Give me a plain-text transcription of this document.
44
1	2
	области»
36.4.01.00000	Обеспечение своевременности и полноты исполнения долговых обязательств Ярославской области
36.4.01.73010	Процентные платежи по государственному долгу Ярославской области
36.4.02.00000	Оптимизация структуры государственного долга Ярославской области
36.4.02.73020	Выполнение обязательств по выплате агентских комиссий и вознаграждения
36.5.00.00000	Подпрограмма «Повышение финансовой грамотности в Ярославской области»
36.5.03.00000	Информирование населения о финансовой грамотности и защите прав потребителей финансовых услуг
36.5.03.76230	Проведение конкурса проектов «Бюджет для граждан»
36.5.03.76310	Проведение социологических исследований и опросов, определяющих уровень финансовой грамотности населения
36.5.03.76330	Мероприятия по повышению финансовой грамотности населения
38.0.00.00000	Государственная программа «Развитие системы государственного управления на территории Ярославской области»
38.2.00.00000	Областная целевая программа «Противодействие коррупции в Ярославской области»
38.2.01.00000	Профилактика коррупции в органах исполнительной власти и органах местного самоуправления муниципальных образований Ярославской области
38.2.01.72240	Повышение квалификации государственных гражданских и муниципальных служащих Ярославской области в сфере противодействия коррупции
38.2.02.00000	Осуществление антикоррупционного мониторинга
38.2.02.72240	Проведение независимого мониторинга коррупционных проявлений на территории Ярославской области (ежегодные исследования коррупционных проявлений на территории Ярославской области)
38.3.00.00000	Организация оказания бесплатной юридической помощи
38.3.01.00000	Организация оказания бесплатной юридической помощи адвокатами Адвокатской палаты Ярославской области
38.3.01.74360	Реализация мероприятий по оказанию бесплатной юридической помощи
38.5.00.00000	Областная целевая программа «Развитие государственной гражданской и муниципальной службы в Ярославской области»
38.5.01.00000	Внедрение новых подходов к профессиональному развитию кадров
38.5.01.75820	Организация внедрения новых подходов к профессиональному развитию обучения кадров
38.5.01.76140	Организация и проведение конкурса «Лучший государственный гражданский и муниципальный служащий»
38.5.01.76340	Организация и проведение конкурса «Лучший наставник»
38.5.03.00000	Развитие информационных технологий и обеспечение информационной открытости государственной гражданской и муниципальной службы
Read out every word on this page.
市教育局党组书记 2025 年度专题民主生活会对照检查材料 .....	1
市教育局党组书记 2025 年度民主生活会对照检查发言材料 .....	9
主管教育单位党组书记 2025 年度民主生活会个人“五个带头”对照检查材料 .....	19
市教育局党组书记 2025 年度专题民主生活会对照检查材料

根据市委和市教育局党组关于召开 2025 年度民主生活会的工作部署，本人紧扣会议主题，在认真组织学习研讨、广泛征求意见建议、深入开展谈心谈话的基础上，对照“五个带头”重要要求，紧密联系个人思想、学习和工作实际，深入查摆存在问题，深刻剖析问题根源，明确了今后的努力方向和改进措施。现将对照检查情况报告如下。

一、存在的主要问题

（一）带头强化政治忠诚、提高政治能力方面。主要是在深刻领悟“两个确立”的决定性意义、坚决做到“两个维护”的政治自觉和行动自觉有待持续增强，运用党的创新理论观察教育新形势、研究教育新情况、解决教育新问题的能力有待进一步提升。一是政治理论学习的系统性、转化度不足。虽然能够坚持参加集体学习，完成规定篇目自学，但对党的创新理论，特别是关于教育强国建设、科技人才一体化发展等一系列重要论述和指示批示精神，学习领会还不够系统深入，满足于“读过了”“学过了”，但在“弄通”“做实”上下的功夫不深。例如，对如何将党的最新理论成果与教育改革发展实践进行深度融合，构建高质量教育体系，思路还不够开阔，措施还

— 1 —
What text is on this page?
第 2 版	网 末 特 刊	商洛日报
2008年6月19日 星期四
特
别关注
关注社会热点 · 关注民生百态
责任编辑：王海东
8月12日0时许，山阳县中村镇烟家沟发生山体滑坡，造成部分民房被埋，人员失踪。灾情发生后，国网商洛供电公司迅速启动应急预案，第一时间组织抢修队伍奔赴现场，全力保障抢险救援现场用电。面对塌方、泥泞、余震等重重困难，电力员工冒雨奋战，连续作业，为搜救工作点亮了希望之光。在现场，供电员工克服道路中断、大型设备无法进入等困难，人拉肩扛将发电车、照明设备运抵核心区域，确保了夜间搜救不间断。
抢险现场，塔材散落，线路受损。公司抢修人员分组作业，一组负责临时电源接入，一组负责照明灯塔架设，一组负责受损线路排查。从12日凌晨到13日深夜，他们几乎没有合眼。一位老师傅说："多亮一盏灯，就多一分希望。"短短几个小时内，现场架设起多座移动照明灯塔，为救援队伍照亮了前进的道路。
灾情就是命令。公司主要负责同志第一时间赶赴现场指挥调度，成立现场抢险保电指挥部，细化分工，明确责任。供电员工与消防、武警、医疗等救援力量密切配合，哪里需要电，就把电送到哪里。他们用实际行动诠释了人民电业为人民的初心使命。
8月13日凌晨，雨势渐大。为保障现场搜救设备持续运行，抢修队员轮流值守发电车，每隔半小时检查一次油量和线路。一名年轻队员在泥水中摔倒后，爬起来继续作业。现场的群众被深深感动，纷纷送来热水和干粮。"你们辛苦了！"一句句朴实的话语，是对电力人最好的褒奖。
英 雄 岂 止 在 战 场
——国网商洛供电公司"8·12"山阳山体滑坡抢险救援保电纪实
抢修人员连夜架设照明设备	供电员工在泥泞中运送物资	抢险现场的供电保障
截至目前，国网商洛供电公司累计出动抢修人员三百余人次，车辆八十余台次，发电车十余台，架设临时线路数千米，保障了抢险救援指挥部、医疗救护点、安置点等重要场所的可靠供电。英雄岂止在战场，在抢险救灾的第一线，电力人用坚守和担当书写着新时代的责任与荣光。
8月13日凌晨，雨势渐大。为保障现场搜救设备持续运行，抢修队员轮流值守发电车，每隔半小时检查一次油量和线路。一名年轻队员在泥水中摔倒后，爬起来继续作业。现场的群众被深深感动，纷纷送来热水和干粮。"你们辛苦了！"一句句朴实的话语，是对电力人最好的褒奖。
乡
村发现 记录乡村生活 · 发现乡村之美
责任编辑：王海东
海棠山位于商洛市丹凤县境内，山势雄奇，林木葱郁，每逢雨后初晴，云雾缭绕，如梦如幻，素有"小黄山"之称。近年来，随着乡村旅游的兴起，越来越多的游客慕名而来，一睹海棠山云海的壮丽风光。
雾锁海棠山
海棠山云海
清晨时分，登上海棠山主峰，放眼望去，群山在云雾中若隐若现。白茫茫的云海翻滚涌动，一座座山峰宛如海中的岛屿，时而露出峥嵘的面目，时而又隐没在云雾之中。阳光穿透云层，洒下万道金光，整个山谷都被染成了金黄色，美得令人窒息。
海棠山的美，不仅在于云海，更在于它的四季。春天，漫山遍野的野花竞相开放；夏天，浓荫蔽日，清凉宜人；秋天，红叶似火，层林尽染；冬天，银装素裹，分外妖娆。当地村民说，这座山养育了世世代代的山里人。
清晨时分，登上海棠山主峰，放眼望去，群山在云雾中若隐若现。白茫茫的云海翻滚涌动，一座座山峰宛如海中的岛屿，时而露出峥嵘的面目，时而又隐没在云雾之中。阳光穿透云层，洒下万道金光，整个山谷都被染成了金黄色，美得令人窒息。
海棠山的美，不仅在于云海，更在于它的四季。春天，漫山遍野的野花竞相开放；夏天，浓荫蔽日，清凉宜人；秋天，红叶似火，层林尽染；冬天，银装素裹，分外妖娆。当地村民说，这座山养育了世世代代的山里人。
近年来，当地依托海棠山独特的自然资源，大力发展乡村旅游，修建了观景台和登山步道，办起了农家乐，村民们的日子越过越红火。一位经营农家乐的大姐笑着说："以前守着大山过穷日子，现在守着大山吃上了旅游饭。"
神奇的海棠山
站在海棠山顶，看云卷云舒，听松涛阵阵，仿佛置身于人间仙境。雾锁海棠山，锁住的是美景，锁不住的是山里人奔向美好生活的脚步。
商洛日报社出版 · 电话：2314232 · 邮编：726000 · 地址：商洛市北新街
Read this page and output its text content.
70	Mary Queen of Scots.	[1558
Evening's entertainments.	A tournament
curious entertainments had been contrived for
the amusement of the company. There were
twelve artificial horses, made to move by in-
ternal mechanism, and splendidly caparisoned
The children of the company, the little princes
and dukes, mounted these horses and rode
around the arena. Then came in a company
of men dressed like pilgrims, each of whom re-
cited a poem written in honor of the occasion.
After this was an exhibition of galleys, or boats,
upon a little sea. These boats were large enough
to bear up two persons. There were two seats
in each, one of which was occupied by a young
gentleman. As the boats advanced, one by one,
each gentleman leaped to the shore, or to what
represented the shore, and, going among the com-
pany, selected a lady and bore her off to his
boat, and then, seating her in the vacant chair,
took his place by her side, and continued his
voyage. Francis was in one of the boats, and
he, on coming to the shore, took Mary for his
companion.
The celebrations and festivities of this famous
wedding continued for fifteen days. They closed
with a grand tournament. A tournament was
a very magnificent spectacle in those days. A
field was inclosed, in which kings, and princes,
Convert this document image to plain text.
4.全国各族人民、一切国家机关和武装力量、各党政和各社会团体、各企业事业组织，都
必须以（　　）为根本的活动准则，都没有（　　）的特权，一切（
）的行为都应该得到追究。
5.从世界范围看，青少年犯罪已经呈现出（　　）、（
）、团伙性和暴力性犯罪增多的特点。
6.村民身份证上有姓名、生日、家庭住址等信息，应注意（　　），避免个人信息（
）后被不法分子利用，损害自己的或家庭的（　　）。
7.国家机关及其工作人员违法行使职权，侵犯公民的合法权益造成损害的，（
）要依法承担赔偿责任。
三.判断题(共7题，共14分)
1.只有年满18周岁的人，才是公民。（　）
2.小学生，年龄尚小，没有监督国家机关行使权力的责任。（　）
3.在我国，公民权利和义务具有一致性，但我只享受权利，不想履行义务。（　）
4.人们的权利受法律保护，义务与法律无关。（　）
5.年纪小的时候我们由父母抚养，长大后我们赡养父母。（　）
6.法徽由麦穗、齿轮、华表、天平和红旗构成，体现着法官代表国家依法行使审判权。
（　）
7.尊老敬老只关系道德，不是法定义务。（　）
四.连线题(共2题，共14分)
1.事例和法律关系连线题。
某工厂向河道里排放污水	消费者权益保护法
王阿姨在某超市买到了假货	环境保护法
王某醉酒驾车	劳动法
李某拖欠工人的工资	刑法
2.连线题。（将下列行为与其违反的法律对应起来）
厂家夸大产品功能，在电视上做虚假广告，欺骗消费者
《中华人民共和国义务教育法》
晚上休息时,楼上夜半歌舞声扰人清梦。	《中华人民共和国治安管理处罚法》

- **TASK PROMPT**: Identify every line where the string "конкурса" appears.

- **THE ANSWER**:
36.5.03.76230	Проведение конкурса проектов «Бюджет для граждан»
38.5.01.76140	Организация и проведение конкурса «Лучший государственный гражданский и муниципальный служащий»
38.5.01.76340	Организация и проведение конкурса «Лучший наставник»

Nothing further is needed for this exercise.